Stated problem :: Pick out each line in these entries that contains the string "active".

········

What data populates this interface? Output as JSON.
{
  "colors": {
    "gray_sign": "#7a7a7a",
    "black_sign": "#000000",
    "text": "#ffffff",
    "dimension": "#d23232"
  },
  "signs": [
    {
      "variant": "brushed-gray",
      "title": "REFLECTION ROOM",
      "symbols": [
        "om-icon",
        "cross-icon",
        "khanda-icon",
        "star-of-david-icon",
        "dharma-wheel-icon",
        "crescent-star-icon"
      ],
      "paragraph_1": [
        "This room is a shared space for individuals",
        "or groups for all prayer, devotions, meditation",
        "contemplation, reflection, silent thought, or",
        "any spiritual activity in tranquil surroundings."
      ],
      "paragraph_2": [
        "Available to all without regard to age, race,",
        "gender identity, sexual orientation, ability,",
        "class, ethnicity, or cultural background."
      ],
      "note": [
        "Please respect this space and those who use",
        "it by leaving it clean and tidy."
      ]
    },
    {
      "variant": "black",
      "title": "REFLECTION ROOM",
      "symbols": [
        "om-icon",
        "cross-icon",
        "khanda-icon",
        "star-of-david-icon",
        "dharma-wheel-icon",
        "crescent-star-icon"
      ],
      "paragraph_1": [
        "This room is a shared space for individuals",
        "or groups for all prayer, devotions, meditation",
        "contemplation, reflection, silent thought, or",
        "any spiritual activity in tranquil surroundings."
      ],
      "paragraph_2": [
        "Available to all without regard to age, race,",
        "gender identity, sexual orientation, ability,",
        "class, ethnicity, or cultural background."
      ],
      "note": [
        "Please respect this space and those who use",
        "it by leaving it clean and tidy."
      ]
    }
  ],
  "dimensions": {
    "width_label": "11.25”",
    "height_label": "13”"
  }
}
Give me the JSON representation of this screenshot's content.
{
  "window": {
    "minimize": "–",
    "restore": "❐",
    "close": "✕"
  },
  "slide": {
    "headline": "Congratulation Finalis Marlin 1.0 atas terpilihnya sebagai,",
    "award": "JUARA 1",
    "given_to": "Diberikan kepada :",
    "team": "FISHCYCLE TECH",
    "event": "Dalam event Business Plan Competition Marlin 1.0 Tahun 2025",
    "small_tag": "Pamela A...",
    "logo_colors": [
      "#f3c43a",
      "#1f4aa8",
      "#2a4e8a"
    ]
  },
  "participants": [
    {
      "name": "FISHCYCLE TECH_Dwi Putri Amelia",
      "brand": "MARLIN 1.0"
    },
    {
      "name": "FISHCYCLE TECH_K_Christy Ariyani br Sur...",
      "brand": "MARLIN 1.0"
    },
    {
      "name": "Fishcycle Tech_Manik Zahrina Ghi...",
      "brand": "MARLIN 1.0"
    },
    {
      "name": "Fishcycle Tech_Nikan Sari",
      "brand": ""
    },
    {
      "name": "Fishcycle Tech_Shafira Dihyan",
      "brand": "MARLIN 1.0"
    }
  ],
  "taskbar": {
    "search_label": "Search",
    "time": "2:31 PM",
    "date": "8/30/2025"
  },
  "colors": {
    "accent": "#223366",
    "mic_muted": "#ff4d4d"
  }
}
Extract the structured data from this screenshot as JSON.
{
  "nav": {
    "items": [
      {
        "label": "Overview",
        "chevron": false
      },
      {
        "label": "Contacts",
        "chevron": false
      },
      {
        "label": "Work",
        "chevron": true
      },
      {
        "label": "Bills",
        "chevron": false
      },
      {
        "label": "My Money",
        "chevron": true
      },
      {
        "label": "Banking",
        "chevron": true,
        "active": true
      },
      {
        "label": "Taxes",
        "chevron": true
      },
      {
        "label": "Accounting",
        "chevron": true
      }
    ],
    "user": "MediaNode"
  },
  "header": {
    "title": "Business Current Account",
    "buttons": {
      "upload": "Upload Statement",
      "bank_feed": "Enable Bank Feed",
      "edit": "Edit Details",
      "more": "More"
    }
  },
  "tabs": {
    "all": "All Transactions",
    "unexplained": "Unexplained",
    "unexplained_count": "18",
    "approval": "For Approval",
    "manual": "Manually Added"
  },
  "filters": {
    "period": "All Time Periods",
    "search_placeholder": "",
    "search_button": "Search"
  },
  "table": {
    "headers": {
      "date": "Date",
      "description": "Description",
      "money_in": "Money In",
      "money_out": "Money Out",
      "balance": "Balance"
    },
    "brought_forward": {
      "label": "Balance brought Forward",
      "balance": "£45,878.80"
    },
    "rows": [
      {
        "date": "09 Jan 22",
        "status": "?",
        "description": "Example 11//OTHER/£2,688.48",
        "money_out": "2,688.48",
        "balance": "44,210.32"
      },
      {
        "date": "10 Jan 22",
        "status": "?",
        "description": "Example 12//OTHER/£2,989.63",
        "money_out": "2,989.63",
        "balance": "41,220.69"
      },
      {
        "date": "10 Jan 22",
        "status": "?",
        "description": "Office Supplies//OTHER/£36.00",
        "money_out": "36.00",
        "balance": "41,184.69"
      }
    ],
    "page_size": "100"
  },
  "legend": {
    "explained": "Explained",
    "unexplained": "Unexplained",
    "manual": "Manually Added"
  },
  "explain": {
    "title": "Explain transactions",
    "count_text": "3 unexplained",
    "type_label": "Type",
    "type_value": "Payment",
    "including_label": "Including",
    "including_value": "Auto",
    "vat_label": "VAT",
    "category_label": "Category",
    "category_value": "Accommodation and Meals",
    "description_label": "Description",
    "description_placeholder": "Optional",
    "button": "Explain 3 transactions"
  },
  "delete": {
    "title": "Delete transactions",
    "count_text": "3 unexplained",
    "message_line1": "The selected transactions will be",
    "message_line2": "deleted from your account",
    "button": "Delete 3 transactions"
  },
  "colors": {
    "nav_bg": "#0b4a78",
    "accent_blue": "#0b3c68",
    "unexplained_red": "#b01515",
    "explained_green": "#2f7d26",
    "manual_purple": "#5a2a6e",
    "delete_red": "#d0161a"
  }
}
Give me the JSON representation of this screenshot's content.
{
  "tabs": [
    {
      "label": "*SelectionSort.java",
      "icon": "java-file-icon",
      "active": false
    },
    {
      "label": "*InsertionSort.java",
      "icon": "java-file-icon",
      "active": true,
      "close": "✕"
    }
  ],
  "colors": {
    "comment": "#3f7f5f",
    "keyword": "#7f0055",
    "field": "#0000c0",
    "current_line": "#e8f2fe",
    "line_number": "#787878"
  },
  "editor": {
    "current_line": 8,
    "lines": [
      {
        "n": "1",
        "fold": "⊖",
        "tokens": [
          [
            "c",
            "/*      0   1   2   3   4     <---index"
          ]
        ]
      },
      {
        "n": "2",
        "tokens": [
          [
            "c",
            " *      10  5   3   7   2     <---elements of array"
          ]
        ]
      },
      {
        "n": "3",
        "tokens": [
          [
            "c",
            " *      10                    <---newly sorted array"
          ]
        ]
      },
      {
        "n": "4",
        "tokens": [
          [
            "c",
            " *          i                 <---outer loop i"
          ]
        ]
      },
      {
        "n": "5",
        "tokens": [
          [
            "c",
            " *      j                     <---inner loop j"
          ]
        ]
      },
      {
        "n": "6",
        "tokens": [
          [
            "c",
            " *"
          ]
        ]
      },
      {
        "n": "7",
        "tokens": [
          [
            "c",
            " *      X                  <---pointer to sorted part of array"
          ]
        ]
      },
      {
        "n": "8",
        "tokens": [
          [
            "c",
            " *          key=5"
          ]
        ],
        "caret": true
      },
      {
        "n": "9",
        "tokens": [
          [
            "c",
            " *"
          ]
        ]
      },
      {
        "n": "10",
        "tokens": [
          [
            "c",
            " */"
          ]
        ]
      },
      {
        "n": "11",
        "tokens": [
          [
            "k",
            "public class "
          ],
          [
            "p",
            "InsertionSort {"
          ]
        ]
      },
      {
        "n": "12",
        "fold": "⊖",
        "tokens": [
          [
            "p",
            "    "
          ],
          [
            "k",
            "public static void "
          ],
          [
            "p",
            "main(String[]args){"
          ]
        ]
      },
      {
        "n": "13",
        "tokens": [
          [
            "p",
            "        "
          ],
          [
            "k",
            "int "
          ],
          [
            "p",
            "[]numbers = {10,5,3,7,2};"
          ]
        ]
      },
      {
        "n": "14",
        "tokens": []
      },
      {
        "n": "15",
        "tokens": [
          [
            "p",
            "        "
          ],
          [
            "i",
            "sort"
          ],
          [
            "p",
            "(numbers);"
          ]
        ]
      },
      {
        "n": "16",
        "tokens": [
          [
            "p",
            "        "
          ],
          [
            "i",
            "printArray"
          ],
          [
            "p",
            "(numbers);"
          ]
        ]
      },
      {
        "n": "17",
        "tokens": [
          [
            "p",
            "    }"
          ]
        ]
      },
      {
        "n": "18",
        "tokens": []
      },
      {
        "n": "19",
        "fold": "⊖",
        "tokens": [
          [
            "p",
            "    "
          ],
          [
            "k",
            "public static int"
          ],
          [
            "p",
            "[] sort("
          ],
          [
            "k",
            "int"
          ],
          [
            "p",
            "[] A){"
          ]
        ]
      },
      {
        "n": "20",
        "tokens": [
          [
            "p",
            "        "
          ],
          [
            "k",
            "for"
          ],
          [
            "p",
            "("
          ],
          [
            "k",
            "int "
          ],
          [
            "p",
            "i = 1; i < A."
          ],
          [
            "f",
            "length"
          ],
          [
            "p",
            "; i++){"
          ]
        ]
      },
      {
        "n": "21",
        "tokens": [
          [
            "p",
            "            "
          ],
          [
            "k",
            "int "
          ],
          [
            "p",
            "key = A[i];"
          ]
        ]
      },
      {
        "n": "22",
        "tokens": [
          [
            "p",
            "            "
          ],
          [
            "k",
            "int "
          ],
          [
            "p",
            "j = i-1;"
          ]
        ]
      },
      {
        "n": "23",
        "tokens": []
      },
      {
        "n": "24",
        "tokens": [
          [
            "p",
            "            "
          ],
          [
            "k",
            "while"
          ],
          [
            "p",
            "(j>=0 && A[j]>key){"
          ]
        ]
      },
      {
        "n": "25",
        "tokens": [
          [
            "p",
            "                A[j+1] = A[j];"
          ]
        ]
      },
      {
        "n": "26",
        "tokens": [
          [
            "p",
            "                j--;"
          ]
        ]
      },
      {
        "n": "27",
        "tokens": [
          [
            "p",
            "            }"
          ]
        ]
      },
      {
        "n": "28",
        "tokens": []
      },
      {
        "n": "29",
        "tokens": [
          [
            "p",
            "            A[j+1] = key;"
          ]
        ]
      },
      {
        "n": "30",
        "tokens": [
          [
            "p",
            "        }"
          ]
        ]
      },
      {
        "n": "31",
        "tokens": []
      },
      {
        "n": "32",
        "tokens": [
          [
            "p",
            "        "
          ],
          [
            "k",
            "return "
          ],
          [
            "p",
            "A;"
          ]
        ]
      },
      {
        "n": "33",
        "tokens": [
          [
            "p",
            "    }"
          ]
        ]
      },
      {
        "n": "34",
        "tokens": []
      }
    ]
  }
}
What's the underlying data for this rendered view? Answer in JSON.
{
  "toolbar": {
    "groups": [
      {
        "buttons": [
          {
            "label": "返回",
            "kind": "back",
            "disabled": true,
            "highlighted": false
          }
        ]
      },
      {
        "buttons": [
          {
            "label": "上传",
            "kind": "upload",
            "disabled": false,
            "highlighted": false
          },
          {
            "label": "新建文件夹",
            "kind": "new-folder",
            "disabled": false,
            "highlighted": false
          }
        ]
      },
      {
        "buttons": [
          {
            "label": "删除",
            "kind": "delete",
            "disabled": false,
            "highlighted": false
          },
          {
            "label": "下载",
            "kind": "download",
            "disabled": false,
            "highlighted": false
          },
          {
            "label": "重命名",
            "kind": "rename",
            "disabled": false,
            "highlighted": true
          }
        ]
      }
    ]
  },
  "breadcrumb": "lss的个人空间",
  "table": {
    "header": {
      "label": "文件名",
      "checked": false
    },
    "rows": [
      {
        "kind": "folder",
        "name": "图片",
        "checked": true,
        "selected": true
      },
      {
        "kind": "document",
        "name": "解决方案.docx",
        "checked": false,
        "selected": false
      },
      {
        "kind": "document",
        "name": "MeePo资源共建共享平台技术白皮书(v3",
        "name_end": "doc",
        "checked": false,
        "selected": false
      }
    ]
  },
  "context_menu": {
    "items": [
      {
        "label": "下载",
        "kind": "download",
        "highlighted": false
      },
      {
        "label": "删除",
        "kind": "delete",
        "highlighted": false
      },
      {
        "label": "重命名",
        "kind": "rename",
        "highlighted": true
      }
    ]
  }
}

········

Result ::
        "active": true
      "active": false
      "active": true,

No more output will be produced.